======== Records supplied ========
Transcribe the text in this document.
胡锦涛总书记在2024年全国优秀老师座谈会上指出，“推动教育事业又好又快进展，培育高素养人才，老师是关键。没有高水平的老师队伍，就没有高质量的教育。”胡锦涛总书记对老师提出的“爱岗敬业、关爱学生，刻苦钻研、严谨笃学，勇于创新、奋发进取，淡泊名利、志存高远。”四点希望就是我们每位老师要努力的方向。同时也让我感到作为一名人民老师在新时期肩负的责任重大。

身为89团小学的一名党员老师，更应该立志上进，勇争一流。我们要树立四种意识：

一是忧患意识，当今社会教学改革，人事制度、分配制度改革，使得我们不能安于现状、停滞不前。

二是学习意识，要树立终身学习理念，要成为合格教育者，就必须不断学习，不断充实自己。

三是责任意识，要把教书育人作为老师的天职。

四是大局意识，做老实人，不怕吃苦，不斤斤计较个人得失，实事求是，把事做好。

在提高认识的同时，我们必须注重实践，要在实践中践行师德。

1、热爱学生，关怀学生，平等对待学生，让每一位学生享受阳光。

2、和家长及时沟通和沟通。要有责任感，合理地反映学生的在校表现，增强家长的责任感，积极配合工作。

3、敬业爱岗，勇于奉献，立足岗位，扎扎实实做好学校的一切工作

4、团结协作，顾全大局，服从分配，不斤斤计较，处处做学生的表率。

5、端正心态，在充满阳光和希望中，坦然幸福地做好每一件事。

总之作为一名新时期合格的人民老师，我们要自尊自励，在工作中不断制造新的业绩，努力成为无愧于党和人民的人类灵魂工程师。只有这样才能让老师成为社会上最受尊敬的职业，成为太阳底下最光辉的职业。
========
Exercise details
Go through the listing and copy all of it exactly.

Answer in full
Transcribe the text in this document.
胡锦涛总书记在2024年全国优秀老师座谈会上指出，“推动教育事业又好又快进展，培育高素养人才，老师是关键。没有高水平的老师队伍，就没有高质量的教育。”胡锦涛总书记对老师提出的“爱岗敬业、关爱学生，刻苦钻研、严谨笃学，勇于创新、奋发进取，淡泊名利、志存高远。”四点希望就是我们每位老师要努力的方向。同时也让我感到作为一名人民老师在新时期肩负的责任重大。

身为89团小学的一名党员老师，更应该立志上进，勇争一流。我们要树立四种意识：

一是忧患意识，当今社会教学改革，人事制度、分配制度改革，使得我们不能安于现状、停滞不前。

二是学习意识，要树立终身学习理念，要成为合格教育者，就必须不断学习，不断充实自己。

三是责任意识，要把教书育人作为老师的天职。

四是大局意识，做老实人，不怕吃苦，不斤斤计较个人得失，实事求是，把事做好。

在提高认识的同时，我们必须注重实践，要在实践中践行师德。

1、热爱学生，关怀学生，平等对待学生，让每一位学生享受阳光。

2、和家长及时沟通和沟通。要有责任感，合理地反映学生的在校表现，增强家长的责任感，积极配合工作。

3、敬业爱岗，勇于奉献，立足岗位，扎扎实实做好学校的一切工作

4、团结协作，顾全大局，服从分配，不斤斤计较，处处做学生的表率。

5、端正心态，在充满阳光和希望中，坦然幸福地做好每一件事。

总之作为一名新时期合格的人民老师，我们要自尊自励，在工作中不断制造新的业绩，努力成为无愧于党和人民的人类灵魂工程师。只有这样才能让老师成为社会上最受尊敬的职业，成为太阳底下最光辉的职业。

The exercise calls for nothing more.